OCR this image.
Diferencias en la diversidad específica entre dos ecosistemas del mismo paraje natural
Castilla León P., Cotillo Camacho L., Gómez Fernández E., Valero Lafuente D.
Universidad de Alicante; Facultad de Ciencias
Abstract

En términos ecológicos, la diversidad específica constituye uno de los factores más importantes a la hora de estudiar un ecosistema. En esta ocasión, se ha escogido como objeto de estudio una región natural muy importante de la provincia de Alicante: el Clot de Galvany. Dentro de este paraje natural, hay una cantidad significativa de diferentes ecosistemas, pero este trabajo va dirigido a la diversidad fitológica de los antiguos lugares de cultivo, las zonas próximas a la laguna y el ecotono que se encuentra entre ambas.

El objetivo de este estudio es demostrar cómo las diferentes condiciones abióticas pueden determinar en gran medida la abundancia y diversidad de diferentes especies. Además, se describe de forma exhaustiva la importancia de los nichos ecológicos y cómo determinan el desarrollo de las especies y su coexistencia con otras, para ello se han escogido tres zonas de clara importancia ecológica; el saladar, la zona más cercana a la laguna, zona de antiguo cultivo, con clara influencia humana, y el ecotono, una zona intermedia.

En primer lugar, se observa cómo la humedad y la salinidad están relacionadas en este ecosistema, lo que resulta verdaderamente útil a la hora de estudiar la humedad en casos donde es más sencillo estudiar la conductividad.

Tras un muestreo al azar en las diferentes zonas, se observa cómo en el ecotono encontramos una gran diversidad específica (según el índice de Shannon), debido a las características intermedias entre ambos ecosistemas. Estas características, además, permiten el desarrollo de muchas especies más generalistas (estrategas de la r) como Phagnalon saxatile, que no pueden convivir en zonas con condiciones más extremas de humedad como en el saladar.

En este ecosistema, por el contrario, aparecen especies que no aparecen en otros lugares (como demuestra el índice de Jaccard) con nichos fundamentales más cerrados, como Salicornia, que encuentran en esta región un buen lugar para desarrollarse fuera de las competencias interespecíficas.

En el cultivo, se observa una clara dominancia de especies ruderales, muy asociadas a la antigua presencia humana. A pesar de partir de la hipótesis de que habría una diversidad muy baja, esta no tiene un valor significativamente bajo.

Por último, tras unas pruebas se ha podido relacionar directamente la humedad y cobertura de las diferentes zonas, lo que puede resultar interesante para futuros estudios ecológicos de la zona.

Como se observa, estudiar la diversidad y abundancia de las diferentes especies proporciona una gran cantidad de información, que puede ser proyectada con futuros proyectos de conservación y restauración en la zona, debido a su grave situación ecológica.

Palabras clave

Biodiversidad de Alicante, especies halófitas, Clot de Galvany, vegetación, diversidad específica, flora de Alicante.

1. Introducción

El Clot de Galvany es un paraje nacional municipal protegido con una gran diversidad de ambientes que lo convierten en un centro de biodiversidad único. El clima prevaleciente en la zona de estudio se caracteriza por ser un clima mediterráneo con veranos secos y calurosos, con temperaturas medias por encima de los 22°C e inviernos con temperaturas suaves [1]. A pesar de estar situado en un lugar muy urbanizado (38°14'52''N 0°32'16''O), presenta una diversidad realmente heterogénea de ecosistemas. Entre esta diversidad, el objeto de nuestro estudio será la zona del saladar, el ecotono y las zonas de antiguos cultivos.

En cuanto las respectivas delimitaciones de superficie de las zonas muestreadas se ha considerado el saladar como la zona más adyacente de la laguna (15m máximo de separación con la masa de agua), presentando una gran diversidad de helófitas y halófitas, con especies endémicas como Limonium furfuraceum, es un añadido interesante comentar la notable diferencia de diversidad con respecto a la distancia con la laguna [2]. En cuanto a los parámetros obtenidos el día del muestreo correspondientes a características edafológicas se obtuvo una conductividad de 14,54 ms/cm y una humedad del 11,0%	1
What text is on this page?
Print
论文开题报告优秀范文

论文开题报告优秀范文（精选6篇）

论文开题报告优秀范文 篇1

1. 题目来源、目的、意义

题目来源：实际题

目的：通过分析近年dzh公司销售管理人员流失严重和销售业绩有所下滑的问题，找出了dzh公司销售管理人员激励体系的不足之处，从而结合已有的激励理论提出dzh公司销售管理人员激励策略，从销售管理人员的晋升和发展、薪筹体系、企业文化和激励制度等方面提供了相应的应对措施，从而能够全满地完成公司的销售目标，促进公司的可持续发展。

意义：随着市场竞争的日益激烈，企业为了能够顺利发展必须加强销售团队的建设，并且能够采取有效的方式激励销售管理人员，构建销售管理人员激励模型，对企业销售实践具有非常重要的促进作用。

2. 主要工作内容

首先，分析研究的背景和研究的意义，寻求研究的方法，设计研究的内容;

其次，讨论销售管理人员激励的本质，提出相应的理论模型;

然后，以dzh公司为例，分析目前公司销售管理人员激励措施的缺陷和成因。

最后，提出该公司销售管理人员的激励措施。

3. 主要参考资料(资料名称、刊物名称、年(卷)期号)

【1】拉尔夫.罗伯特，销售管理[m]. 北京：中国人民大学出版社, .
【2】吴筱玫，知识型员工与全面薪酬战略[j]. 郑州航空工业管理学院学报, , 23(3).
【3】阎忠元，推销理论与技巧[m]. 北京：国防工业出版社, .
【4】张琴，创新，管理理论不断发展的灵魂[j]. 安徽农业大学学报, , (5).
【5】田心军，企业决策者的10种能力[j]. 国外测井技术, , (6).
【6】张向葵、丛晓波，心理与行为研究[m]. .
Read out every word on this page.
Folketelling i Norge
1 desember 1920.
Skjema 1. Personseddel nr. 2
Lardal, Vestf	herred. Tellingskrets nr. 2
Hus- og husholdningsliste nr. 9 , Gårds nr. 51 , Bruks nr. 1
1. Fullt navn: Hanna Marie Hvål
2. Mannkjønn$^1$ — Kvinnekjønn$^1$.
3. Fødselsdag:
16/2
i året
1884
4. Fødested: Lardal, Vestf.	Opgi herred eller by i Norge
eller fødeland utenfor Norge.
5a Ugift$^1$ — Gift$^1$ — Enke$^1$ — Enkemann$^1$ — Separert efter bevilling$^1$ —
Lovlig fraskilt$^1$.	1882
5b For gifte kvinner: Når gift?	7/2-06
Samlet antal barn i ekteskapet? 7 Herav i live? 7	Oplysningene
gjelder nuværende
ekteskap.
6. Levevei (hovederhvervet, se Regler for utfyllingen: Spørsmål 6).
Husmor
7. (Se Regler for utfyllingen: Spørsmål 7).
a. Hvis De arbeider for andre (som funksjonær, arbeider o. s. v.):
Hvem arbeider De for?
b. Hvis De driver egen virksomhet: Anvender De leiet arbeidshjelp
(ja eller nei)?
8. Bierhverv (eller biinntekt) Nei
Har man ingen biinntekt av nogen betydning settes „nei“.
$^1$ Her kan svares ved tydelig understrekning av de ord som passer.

===============

GIVEN REQUEST ::
Copy out all the entries shown above, character for character.

ANSWER TO THE PROBLEM ::
OCR this image.
Diferencias en la diversidad específica entre dos ecosistemas del mismo paraje natural
Castilla León P., Cotillo Camacho L., Gómez Fernández E., Valero Lafuente D.
Universidad de Alicante; Facultad de Ciencias
Abstract

En términos ecológicos, la diversidad específica constituye uno de los factores más importantes a la hora de estudiar un ecosistema. En esta ocasión, se ha escogido como objeto de estudio una región natural muy importante de la provincia de Alicante: el Clot de Galvany. Dentro de este paraje natural, hay una cantidad significativa de diferentes ecosistemas, pero este trabajo va dirigido a la diversidad fitológica de los antiguos lugares de cultivo, las zonas próximas a la laguna y el ecotono que se encuentra entre ambas.

El objetivo de este estudio es demostrar cómo las diferentes condiciones abióticas pueden determinar en gran medida la abundancia y diversidad de diferentes especies. Además, se describe de forma exhaustiva la importancia de los nichos ecológicos y cómo determinan el desarrollo de las especies y su coexistencia con otras, para ello se han escogido tres zonas de clara importancia ecológica; el saladar, la zona más cercana a la laguna, zona de antiguo cultivo, con clara influencia humana, y el ecotono, una zona intermedia.

En primer lugar, se observa cómo la humedad y la salinidad están relacionadas en este ecosistema, lo que resulta verdaderamente útil a la hora de estudiar la humedad en casos donde es más sencillo estudiar la conductividad.

Tras un muestreo al azar en las diferentes zonas, se observa cómo en el ecotono encontramos una gran diversidad específica (según el índice de Shannon), debido a las características intermedias entre ambos ecosistemas. Estas características, además, permiten el desarrollo de muchas especies más generalistas (estrategas de la r) como Phagnalon saxatile, que no pueden convivir en zonas con condiciones más extremas de humedad como en el saladar.

En este ecosistema, por el contrario, aparecen especies que no aparecen en otros lugares (como demuestra el índice de Jaccard) con nichos fundamentales más cerrados, como Salicornia, que encuentran en esta región un buen lugar para desarrollarse fuera de las competencias interespecíficas.

En el cultivo, se observa una clara dominancia de especies ruderales, muy asociadas a la antigua presencia humana. A pesar de partir de la hipótesis de que habría una diversidad muy baja, esta no tiene un valor significativamente bajo.

Por último, tras unas pruebas se ha podido relacionar directamente la humedad y cobertura de las diferentes zonas, lo que puede resultar interesante para futuros estudios ecológicos de la zona.

Como se observa, estudiar la diversidad y abundancia de las diferentes especies proporciona una gran cantidad de información, que puede ser proyectada con futuros proyectos de conservación y restauración en la zona, debido a su grave situación ecológica.

Palabras clave

Biodiversidad de Alicante, especies halófitas, Clot de Galvany, vegetación, diversidad específica, flora de Alicante.

1. Introducción

El Clot de Galvany es un paraje nacional municipal protegido con una gran diversidad de ambientes que lo convierten en un centro de biodiversidad único. El clima prevaleciente en la zona de estudio se caracteriza por ser un clima mediterráneo con veranos secos y calurosos, con temperaturas medias por encima de los 22°C e inviernos con temperaturas suaves [1]. A pesar de estar situado en un lugar muy urbanizado (38°14'52''N 0°32'16''O), presenta una diversidad realmente heterogénea de ecosistemas. Entre esta diversidad, el objeto de nuestro estudio será la zona del saladar, el ecotono y las zonas de antiguos cultivos.

En cuanto las respectivas delimitaciones de superficie de las zonas muestreadas se ha considerado el saladar como la zona más adyacente de la laguna (15m máximo de separación con la masa de agua), presentando una gran diversidad de helófitas y halófitas, con especies endémicas como Limonium furfuraceum, es un añadido interesante comentar la notable diferencia de diversidad con respecto a la distancia con la laguna [2]. En cuanto a los parámetros obtenidos el día del muestreo correspondientes a características edafológicas se obtuvo una conductividad de 14,54 ms/cm y una humedad del 11,0%	1
What text is on this page?
Print
论文开题报告优秀范文

论文开题报告优秀范文（精选6篇）

论文开题报告优秀范文 篇1

1. 题目来源、目的、意义

题目来源：实际题

目的：通过分析近年dzh公司销售管理人员流失严重和销售业绩有所下滑的问题，找出了dzh公司销售管理人员激励体系的不足之处，从而结合已有的激励理论提出dzh公司销售管理人员激励策略，从销售管理人员的晋升和发展、薪筹体系、企业文化和激励制度等方面提供了相应的应对措施，从而能够全满地完成公司的销售目标，促进公司的可持续发展。

意义：随着市场竞争的日益激烈，企业为了能够顺利发展必须加强销售团队的建设，并且能够采取有效的方式激励销售管理人员，构建销售管理人员激励模型，对企业销售实践具有非常重要的促进作用。

2. 主要工作内容

首先，分析研究的背景和研究的意义，寻求研究的方法，设计研究的内容;

其次，讨论销售管理人员激励的本质，提出相应的理论模型;

然后，以dzh公司为例，分析目前公司销售管理人员激励措施的缺陷和成因。

最后，提出该公司销售管理人员的激励措施。

3. 主要参考资料(资料名称、刊物名称、年(卷)期号)

【1】拉尔夫.罗伯特，销售管理[m]. 北京：中国人民大学出版社, .
【2】吴筱玫，知识型员工与全面薪酬战略[j]. 郑州航空工业管理学院学报, , 23(3).
【3】阎忠元，推销理论与技巧[m]. 北京：国防工业出版社, .
【4】张琴，创新，管理理论不断发展的灵魂[j]. 安徽农业大学学报, , (5).
【5】田心军，企业决策者的10种能力[j]. 国外测井技术, , (6).
【6】张向葵、丛晓波，心理与行为研究[m]. .
Read out every word on this page.
Folketelling i Norge
1 desember 1920.
Skjema 1. Personseddel nr. 2
Lardal, Vestf	herred. Tellingskrets nr. 2
Hus- og husholdningsliste nr. 9 , Gårds nr. 51 , Bruks nr. 1
1. Fullt navn: Hanna Marie Hvål
2. Mannkjønn$^1$ — Kvinnekjønn$^1$.
3. Fødselsdag:
16/2
i året
1884
4. Fødested: Lardal, Vestf.	Opgi herred eller by i Norge
eller fødeland utenfor Norge.
5a Ugift$^1$ — Gift$^1$ — Enke$^1$ — Enkemann$^1$ — Separert efter bevilling$^1$ —
Lovlig fraskilt$^1$.	1882
5b For gifte kvinner: Når gift?	7/2-06
Samlet antal barn i ekteskapet? 7 Herav i live? 7	Oplysningene
gjelder nuværende
ekteskap.
6. Levevei (hovederhvervet, se Regler for utfyllingen: Spørsmål 6).
Husmor
7. (Se Regler for utfyllingen: Spørsmål 7).
a. Hvis De arbeider for andre (som funksjonær, arbeider o. s. v.):
Hvem arbeider De for?
b. Hvis De driver egen virksomhet: Anvender De leiet arbeidshjelp
(ja eller nei)?
8. Bierhverv (eller biinntekt) Nei
Har man ingen biinntekt av nogen betydning settes „nei“.
$^1$ Her kan svares ved tydelig understrekning av de ord som passer.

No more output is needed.